> _PROBLEM STATEMENT_
Give every line below again, exactly.

____

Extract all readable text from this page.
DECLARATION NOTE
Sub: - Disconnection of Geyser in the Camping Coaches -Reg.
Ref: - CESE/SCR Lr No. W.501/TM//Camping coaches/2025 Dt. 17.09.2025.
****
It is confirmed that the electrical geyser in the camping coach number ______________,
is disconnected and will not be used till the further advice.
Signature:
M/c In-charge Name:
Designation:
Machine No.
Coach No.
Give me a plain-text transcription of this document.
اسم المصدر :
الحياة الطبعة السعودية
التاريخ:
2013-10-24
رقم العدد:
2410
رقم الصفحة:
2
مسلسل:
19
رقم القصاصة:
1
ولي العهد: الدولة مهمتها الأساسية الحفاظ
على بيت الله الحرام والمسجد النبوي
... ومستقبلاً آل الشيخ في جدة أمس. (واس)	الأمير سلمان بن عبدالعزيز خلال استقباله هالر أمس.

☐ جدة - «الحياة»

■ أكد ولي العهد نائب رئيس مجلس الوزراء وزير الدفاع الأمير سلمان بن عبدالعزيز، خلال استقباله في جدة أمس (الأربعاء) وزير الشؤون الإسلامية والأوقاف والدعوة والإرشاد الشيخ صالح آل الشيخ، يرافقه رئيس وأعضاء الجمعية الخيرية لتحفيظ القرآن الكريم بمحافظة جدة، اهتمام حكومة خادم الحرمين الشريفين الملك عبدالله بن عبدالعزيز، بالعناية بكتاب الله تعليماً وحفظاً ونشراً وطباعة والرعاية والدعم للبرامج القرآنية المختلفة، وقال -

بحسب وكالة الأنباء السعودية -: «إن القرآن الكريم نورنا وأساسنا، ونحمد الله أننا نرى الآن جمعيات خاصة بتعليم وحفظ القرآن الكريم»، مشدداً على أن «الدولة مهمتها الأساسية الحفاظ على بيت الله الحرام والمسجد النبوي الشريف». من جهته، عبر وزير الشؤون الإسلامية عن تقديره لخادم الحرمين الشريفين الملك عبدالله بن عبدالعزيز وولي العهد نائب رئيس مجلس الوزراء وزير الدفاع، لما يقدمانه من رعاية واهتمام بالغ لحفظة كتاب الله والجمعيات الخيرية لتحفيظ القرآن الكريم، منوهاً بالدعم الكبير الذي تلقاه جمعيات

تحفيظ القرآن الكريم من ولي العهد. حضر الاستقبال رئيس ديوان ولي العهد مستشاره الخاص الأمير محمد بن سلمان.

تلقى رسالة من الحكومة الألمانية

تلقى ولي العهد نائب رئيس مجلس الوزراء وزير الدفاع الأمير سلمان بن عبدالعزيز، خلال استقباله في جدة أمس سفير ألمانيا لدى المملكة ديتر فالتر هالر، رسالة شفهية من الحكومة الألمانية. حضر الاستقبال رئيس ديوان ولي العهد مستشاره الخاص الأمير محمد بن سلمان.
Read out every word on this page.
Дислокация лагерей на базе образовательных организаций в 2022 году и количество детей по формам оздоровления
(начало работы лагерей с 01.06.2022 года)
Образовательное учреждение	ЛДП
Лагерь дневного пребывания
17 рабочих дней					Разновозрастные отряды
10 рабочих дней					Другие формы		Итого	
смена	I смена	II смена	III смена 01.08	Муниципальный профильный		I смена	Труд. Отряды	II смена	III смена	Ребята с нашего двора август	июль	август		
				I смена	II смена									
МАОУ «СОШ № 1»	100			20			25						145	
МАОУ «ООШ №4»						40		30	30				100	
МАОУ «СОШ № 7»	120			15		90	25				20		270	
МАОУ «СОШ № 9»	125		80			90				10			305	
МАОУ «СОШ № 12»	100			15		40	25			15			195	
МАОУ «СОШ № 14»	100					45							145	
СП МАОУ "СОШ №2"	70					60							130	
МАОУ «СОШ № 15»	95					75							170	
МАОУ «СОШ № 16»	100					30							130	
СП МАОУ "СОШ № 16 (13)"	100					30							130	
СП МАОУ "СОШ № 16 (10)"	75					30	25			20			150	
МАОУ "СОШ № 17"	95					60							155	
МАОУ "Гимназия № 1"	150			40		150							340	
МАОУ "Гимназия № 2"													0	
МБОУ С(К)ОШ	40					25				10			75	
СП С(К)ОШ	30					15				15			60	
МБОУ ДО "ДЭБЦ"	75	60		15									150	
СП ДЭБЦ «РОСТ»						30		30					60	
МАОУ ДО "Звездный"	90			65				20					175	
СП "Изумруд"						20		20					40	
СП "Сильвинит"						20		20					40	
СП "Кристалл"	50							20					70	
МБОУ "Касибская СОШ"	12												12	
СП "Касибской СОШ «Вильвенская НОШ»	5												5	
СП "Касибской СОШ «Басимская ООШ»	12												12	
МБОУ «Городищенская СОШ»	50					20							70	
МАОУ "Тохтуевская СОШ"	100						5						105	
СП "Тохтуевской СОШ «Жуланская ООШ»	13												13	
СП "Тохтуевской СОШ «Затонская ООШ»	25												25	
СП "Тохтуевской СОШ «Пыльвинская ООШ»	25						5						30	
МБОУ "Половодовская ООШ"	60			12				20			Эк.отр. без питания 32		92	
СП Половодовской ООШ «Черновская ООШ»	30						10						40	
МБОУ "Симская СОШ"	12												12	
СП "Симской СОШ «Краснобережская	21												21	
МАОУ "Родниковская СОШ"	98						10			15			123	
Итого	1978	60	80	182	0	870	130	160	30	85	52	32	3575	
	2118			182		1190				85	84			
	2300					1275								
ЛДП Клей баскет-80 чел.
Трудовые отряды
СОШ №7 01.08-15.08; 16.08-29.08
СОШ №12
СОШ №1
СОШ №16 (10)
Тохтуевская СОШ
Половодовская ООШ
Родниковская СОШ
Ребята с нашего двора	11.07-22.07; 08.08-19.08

____

> _WRITTEN SOLUTION_
Extract all readable text from this page.
DECLARATION NOTE
Sub: - Disconnection of Geyser in the Camping Coaches -Reg.
Ref: - CESE/SCR Lr No. W.501/TM//Camping coaches/2025 Dt. 17.09.2025.
****
It is confirmed that the electrical geyser in the camping coach number ______________,
is disconnected and will not be used till the further advice.
Signature:
M/c In-charge Name:
Designation:
Machine No.
Coach No.
Give me a plain-text transcription of this document.
اسم المصدر :
الحياة الطبعة السعودية
التاريخ:
2013-10-24
رقم العدد:
2410
رقم الصفحة:
2
مسلسل:
19
رقم القصاصة:
1
ولي العهد: الدولة مهمتها الأساسية الحفاظ
على بيت الله الحرام والمسجد النبوي
... ومستقبلاً آل الشيخ في جدة أمس. (واس)	الأمير سلمان بن عبدالعزيز خلال استقباله هالر أمس.

☐ جدة - «الحياة»

■ أكد ولي العهد نائب رئيس مجلس الوزراء وزير الدفاع الأمير سلمان بن عبدالعزيز، خلال استقباله في جدة أمس (الأربعاء) وزير الشؤون الإسلامية والأوقاف والدعوة والإرشاد الشيخ صالح آل الشيخ، يرافقه رئيس وأعضاء الجمعية الخيرية لتحفيظ القرآن الكريم بمحافظة جدة، اهتمام حكومة خادم الحرمين الشريفين الملك عبدالله بن عبدالعزيز، بالعناية بكتاب الله تعليماً وحفظاً ونشراً وطباعة والرعاية والدعم للبرامج القرآنية المختلفة، وقال -

بحسب وكالة الأنباء السعودية -: «إن القرآن الكريم نورنا وأساسنا، ونحمد الله أننا نرى الآن جمعيات خاصة بتعليم وحفظ القرآن الكريم»، مشدداً على أن «الدولة مهمتها الأساسية الحفاظ على بيت الله الحرام والمسجد النبوي الشريف». من جهته، عبر وزير الشؤون الإسلامية عن تقديره لخادم الحرمين الشريفين الملك عبدالله بن عبدالعزيز وولي العهد نائب رئيس مجلس الوزراء وزير الدفاع، لما يقدمانه من رعاية واهتمام بالغ لحفظة كتاب الله والجمعيات الخيرية لتحفيظ القرآن الكريم، منوهاً بالدعم الكبير الذي تلقاه جمعيات

تحفيظ القرآن الكريم من ولي العهد. حضر الاستقبال رئيس ديوان ولي العهد مستشاره الخاص الأمير محمد بن سلمان.

تلقى رسالة من الحكومة الألمانية

تلقى ولي العهد نائب رئيس مجلس الوزراء وزير الدفاع الأمير سلمان بن عبدالعزيز، خلال استقباله في جدة أمس سفير ألمانيا لدى المملكة ديتر فالتر هالر، رسالة شفهية من الحكومة الألمانية. حضر الاستقبال رئيس ديوان ولي العهد مستشاره الخاص الأمير محمد بن سلمان.
Read out every word on this page.
Дислокация лагерей на базе образовательных организаций в 2022 году и количество детей по формам оздоровления
(начало работы лагерей с 01.06.2022 года)
Образовательное учреждение	ЛДП
Лагерь дневного пребывания
17 рабочих дней					Разновозрастные отряды
10 рабочих дней					Другие формы		Итого	
смена	I смена	II смена	III смена 01.08	Муниципальный профильный		I смена	Труд. Отряды	II смена	III смена	Ребята с нашего двора август	июль	август		
				I смена	II смена									
МАОУ «СОШ № 1»	100			20			25						145	
МАОУ «ООШ №4»						40		30	30				100	
МАОУ «СОШ № 7»	120			15		90	25				20		270	
МАОУ «СОШ № 9»	125		80			90				10			305	
МАОУ «СОШ № 12»	100			15		40	25			15			195	
МАОУ «СОШ № 14»	100					45							145	
СП МАОУ "СОШ №2"	70					60							130	
МАОУ «СОШ № 15»	95					75							170	
МАОУ «СОШ № 16»	100					30							130	
СП МАОУ "СОШ № 16 (13)"	100					30							130	
СП МАОУ "СОШ № 16 (10)"	75					30	25			20			150	
МАОУ "СОШ № 17"	95					60							155	
МАОУ "Гимназия № 1"	150			40		150							340	
МАОУ "Гимназия № 2"													0	
МБОУ С(К)ОШ	40					25				10			75	
СП С(К)ОШ	30					15				15			60	
МБОУ ДО "ДЭБЦ"	75	60		15									150	
СП ДЭБЦ «РОСТ»						30		30					60	
МАОУ ДО "Звездный"	90			65				20					175	
СП "Изумруд"						20		20					40	
СП "Сильвинит"						20		20					40	
СП "Кристалл"	50							20					70	
МБОУ "Касибская СОШ"	12												12	
СП "Касибской СОШ «Вильвенская НОШ»	5												5	
СП "Касибской СОШ «Басимская ООШ»	12												12	
МБОУ «Городищенская СОШ»	50					20							70	
МАОУ "Тохтуевская СОШ"	100						5						105	
СП "Тохтуевской СОШ «Жуланская ООШ»	13												13	
СП "Тохтуевской СОШ «Затонская ООШ»	25												25	
СП "Тохтуевской СОШ «Пыльвинская ООШ»	25						5						30	
МБОУ "Половодовская ООШ"	60			12				20			Эк.отр. без питания 32		92	
СП Половодовской ООШ «Черновская ООШ»	30						10						40	
МБОУ "Симская СОШ"	12												12	
СП "Симской СОШ «Краснобережская	21												21	
МАОУ "Родниковская СОШ"	98						10			15			123	
Итого	1978	60	80	182	0	870	130	160	30	85	52	32	3575	
	2118			182		1190				85	84			
	2300					1275								
ЛДП Клей баскет-80 чел.
Трудовые отряды
СОШ №7 01.08-15.08; 16.08-29.08
СОШ №12
СОШ №1
СОШ №16 (10)
Тохтуевская СОШ
Половодовская ООШ
Родниковская СОШ
Ребята с нашего двора	11.07-22.07; 08.08-19.08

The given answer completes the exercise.